### WORK TO BE COMPLETED
Below is a set of records; print all of them exactly as written.

### RECORDS FOR PROCESSING
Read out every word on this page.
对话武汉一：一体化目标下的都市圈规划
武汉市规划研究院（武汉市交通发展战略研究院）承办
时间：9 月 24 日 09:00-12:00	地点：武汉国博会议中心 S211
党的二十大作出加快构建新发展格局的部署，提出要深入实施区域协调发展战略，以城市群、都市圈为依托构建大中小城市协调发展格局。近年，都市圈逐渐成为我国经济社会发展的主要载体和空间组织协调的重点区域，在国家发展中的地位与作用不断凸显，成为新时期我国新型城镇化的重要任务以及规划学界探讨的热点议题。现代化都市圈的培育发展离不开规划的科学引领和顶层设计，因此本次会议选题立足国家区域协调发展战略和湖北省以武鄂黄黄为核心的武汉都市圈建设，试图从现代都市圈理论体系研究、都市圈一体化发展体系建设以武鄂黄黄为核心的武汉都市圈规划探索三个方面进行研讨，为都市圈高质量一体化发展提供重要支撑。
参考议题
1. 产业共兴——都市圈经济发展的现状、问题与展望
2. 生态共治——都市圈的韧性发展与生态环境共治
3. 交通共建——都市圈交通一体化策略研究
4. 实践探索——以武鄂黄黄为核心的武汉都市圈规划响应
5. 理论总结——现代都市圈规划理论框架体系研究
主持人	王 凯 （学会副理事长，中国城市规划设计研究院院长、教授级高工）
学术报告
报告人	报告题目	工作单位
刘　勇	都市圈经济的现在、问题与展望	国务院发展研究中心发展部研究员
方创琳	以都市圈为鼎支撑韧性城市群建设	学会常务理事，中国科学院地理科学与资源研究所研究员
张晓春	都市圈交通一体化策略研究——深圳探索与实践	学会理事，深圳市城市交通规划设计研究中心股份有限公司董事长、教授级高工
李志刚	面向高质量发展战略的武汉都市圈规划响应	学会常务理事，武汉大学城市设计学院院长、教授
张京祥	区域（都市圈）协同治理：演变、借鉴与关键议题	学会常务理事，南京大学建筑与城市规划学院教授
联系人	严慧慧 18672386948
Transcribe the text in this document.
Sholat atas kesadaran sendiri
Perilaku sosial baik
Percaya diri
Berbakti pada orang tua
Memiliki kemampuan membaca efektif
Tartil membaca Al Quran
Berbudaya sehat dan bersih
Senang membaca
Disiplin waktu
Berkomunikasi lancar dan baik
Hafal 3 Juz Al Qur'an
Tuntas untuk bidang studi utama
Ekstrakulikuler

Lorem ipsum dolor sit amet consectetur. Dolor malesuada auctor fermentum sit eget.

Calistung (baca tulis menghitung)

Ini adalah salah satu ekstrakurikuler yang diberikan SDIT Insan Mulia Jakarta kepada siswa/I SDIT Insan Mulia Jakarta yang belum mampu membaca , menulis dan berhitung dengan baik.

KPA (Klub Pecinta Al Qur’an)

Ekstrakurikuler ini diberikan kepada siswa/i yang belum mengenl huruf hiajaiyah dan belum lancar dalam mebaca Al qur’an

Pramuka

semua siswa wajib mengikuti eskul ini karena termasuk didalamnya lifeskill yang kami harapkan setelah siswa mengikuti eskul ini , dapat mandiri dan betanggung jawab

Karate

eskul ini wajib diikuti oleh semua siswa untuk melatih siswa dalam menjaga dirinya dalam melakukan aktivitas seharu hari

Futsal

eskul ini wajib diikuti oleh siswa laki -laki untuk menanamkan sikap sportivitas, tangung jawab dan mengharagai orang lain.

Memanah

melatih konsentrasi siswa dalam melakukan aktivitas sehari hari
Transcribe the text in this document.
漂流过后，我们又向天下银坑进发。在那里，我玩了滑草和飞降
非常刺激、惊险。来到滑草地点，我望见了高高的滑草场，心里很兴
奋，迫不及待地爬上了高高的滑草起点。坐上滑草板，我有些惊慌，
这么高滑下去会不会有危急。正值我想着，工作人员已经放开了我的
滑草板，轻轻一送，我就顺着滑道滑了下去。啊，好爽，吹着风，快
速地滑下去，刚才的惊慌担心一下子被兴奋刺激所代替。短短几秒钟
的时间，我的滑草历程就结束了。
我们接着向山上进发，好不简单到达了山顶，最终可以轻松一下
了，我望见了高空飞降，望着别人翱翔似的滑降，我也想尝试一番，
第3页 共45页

### WRITTEN RESPONSE
Read out every word on this page.
对话武汉一：一体化目标下的都市圈规划
武汉市规划研究院（武汉市交通发展战略研究院）承办
时间：9 月 24 日 09:00-12:00	地点：武汉国博会议中心 S211
党的二十大作出加快构建新发展格局的部署，提出要深入实施区域协调发展战略，以城市群、都市圈为依托构建大中小城市协调发展格局。近年，都市圈逐渐成为我国经济社会发展的主要载体和空间组织协调的重点区域，在国家发展中的地位与作用不断凸显，成为新时期我国新型城镇化的重要任务以及规划学界探讨的热点议题。现代化都市圈的培育发展离不开规划的科学引领和顶层设计，因此本次会议选题立足国家区域协调发展战略和湖北省以武鄂黄黄为核心的武汉都市圈建设，试图从现代都市圈理论体系研究、都市圈一体化发展体系建设以武鄂黄黄为核心的武汉都市圈规划探索三个方面进行研讨，为都市圈高质量一体化发展提供重要支撑。
参考议题
1. 产业共兴——都市圈经济发展的现状、问题与展望
2. 生态共治——都市圈的韧性发展与生态环境共治
3. 交通共建——都市圈交通一体化策略研究
4. 实践探索——以武鄂黄黄为核心的武汉都市圈规划响应
5. 理论总结——现代都市圈规划理论框架体系研究
主持人	王 凯 （学会副理事长，中国城市规划设计研究院院长、教授级高工）
学术报告
报告人	报告题目	工作单位
刘　勇	都市圈经济的现在、问题与展望	国务院发展研究中心发展部研究员
方创琳	以都市圈为鼎支撑韧性城市群建设	学会常务理事，中国科学院地理科学与资源研究所研究员
张晓春	都市圈交通一体化策略研究——深圳探索与实践	学会理事，深圳市城市交通规划设计研究中心股份有限公司董事长、教授级高工
李志刚	面向高质量发展战略的武汉都市圈规划响应	学会常务理事，武汉大学城市设计学院院长、教授
张京祥	区域（都市圈）协同治理：演变、借鉴与关键议题	学会常务理事，南京大学建筑与城市规划学院教授
联系人	严慧慧 18672386948
Transcribe the text in this document.
Sholat atas kesadaran sendiri
Perilaku sosial baik
Percaya diri
Berbakti pada orang tua
Memiliki kemampuan membaca efektif
Tartil membaca Al Quran
Berbudaya sehat dan bersih
Senang membaca
Disiplin waktu
Berkomunikasi lancar dan baik
Hafal 3 Juz Al Qur'an
Tuntas untuk bidang studi utama
Ekstrakulikuler

Lorem ipsum dolor sit amet consectetur. Dolor malesuada auctor fermentum sit eget.

Calistung (baca tulis menghitung)

Ini adalah salah satu ekstrakurikuler yang diberikan SDIT Insan Mulia Jakarta kepada siswa/I SDIT Insan Mulia Jakarta yang belum mampu membaca , menulis dan berhitung dengan baik.

KPA (Klub Pecinta Al Qur’an)

Ekstrakurikuler ini diberikan kepada siswa/i yang belum mengenl huruf hiajaiyah dan belum lancar dalam mebaca Al qur’an

Pramuka

semua siswa wajib mengikuti eskul ini karena termasuk didalamnya lifeskill yang kami harapkan setelah siswa mengikuti eskul ini , dapat mandiri dan betanggung jawab

Karate

eskul ini wajib diikuti oleh semua siswa untuk melatih siswa dalam menjaga dirinya dalam melakukan aktivitas seharu hari

Futsal

eskul ini wajib diikuti oleh siswa laki -laki untuk menanamkan sikap sportivitas, tangung jawab dan mengharagai orang lain.

Memanah

melatih konsentrasi siswa dalam melakukan aktivitas sehari hari
Transcribe the text in this document.
漂流过后，我们又向天下银坑进发。在那里，我玩了滑草和飞降
非常刺激、惊险。来到滑草地点，我望见了高高的滑草场，心里很兴
奋，迫不及待地爬上了高高的滑草起点。坐上滑草板，我有些惊慌，
这么高滑下去会不会有危急。正值我想着，工作人员已经放开了我的
滑草板，轻轻一送，我就顺着滑道滑了下去。啊，好爽，吹着风，快
速地滑下去，刚才的惊慌担心一下子被兴奋刺激所代替。短短几秒钟
的时间，我的滑草历程就结束了。
我们接着向山上进发，好不简单到达了山顶，最终可以轻松一下
了，我望见了高空飞降，望着别人翱翔似的滑降，我也想尝试一番，
第3页 共45页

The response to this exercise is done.